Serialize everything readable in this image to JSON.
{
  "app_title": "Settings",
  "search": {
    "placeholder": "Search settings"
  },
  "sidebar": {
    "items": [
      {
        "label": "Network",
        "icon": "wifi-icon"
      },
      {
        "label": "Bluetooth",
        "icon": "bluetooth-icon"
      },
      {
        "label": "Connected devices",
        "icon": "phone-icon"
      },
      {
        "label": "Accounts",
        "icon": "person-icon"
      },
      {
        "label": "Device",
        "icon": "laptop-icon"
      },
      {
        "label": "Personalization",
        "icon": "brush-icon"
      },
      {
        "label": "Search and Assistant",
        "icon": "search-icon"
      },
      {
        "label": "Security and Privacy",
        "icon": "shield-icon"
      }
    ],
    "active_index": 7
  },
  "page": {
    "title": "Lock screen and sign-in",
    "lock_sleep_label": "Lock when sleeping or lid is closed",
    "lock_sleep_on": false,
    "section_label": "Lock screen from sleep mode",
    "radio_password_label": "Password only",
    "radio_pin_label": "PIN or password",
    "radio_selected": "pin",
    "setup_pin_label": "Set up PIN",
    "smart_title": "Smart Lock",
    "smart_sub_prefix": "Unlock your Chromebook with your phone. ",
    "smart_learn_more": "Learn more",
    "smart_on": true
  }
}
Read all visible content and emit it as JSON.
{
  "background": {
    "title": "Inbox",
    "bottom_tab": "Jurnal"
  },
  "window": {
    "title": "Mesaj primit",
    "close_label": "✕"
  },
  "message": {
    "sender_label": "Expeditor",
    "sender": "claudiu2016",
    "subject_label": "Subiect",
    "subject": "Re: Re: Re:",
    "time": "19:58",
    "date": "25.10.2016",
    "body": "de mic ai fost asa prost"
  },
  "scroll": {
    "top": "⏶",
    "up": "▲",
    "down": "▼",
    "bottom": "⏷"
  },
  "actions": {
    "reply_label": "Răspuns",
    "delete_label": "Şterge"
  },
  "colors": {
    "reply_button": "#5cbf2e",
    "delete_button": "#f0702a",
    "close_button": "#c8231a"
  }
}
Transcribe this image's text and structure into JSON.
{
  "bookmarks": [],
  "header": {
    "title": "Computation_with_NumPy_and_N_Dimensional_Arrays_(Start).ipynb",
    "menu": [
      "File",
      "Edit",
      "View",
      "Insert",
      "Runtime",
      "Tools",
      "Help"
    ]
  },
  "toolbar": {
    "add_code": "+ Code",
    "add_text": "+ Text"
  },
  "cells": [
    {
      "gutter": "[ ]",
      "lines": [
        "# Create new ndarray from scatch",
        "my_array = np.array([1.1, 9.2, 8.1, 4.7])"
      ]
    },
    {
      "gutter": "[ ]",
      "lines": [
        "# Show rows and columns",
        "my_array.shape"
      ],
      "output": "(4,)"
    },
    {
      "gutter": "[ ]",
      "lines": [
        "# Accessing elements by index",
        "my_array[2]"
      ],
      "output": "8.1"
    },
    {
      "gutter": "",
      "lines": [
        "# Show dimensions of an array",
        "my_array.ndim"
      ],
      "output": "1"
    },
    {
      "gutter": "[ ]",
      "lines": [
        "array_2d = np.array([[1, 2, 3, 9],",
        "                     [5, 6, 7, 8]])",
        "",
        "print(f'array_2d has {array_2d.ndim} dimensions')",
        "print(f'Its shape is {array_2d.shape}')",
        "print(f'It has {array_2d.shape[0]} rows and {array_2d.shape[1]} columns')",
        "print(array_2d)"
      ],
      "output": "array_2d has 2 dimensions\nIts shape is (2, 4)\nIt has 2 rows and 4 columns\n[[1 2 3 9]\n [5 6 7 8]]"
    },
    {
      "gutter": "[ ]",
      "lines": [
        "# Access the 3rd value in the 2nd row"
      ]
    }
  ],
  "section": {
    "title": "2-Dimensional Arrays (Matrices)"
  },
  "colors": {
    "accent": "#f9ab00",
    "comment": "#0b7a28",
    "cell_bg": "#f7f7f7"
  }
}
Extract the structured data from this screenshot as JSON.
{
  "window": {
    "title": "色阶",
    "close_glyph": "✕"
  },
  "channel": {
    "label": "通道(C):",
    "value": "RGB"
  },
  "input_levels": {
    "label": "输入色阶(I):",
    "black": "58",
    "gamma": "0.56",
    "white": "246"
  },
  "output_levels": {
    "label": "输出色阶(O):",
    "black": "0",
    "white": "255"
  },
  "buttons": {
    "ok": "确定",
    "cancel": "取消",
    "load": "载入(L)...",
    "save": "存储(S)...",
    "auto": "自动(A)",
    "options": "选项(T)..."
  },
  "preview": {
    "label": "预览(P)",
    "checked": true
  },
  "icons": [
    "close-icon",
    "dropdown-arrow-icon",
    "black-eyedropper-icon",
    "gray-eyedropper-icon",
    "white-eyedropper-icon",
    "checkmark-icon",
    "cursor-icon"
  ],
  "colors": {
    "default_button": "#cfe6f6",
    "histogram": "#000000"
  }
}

• TASK DETAILS:
Take the records above and return them exactly as written.

• RESULT OF THE EXERCISE:
Serialize everything readable in this image to JSON.
{
  "app_title": "Settings",
  "search": {
    "placeholder": "Search settings"
  },
  "sidebar": {
    "items": [
      {
        "label": "Network",
        "icon": "wifi-icon"
      },
      {
        "label": "Bluetooth",
        "icon": "bluetooth-icon"
      },
      {
        "label": "Connected devices",
        "icon": "phone-icon"
      },
      {
        "label": "Accounts",
        "icon": "person-icon"
      },
      {
        "label": "Device",
        "icon": "laptop-icon"
      },
      {
        "label": "Personalization",
        "icon": "brush-icon"
      },
      {
        "label": "Search and Assistant",
        "icon": "search-icon"
      },
      {
        "label": "Security and Privacy",
        "icon": "shield-icon"
      }
    ],
    "active_index": 7
  },
  "page": {
    "title": "Lock screen and sign-in",
    "lock_sleep_label": "Lock when sleeping or lid is closed",
    "lock_sleep_on": false,
    "section_label": "Lock screen from sleep mode",
    "radio_password_label": "Password only",
    "radio_pin_label": "PIN or password",
    "radio_selected": "pin",
    "setup_pin_label": "Set up PIN",
    "smart_title": "Smart Lock",
    "smart_sub_prefix": "Unlock your Chromebook with your phone. ",
    "smart_learn_more": "Learn more",
    "smart_on": true
  }
}
Read all visible content and emit it as JSON.
{
  "background": {
    "title": "Inbox",
    "bottom_tab": "Jurnal"
  },
  "window": {
    "title": "Mesaj primit",
    "close_label": "✕"
  },
  "message": {
    "sender_label": "Expeditor",
    "sender": "claudiu2016",
    "subject_label": "Subiect",
    "subject": "Re: Re: Re:",
    "time": "19:58",
    "date": "25.10.2016",
    "body": "de mic ai fost asa prost"
  },
  "scroll": {
    "top": "⏶",
    "up": "▲",
    "down": "▼",
    "bottom": "⏷"
  },
  "actions": {
    "reply_label": "Răspuns",
    "delete_label": "Şterge"
  },
  "colors": {
    "reply_button": "#5cbf2e",
    "delete_button": "#f0702a",
    "close_button": "#c8231a"
  }
}
Transcribe this image's text and structure into JSON.
{
  "bookmarks": [],
  "header": {
    "title": "Computation_with_NumPy_and_N_Dimensional_Arrays_(Start).ipynb",
    "menu": [
      "File",
      "Edit",
      "View",
      "Insert",
      "Runtime",
      "Tools",
      "Help"
    ]
  },
  "toolbar": {
    "add_code": "+ Code",
    "add_text": "+ Text"
  },
  "cells": [
    {
      "gutter": "[ ]",
      "lines": [
        "# Create new ndarray from scatch",
        "my_array = np.array([1.1, 9.2, 8.1, 4.7])"
      ]
    },
    {
      "gutter": "[ ]",
      "lines": [
        "# Show rows and columns",
        "my_array.shape"
      ],
      "output": "(4,)"
    },
    {
      "gutter": "[ ]",
      "lines": [
        "# Accessing elements by index",
        "my_array[2]"
      ],
      "output": "8.1"
    },
    {
      "gutter": "",
      "lines": [
        "# Show dimensions of an array",
        "my_array.ndim"
      ],
      "output": "1"
    },
    {
      "gutter": "[ ]",
      "lines": [
        "array_2d = np.array([[1, 2, 3, 9],",
        "                     [5, 6, 7, 8]])",
        "",
        "print(f'array_2d has {array_2d.ndim} dimensions')",
        "print(f'Its shape is {array_2d.shape}')",
        "print(f'It has {array_2d.shape[0]} rows and {array_2d.shape[1]} columns')",
        "print(array_2d)"
      ],
      "output": "array_2d has 2 dimensions\nIts shape is (2, 4)\nIt has 2 rows and 4 columns\n[[1 2 3 9]\n [5 6 7 8]]"
    },
    {
      "gutter": "[ ]",
      "lines": [
        "# Access the 3rd value in the 2nd row"
      ]
    }
  ],
  "section": {
    "title": "2-Dimensional Arrays (Matrices)"
  },
  "colors": {
    "accent": "#f9ab00",
    "comment": "#0b7a28",
    "cell_bg": "#f7f7f7"
  }
}
Extract the structured data from this screenshot as JSON.
{
  "window": {
    "title": "色阶",
    "close_glyph": "✕"
  },
  "channel": {
    "label": "通道(C):",
    "value": "RGB"
  },
  "input_levels": {
    "label": "输入色阶(I):",
    "black": "58",
    "gamma": "0.56",
    "white": "246"
  },
  "output_levels": {
    "label": "输出色阶(O):",
    "black": "0",
    "white": "255"
  },
  "buttons": {
    "ok": "确定",
    "cancel": "取消",
    "load": "载入(L)...",
    "save": "存储(S)...",
    "auto": "自动(A)",
    "options": "选项(T)..."
  },
  "preview": {
    "label": "预览(P)",
    "checked": true
  },
  "icons": [
    "close-icon",
    "dropdown-arrow-icon",
    "black-eyedropper-icon",
    "gray-eyedropper-icon",
    "white-eyedropper-icon",
    "checkmark-icon",
    "cursor-icon"
  ],
  "colors": {
    "default_button": "#cfe6f6",
    "histogram": "#000000"
  }
}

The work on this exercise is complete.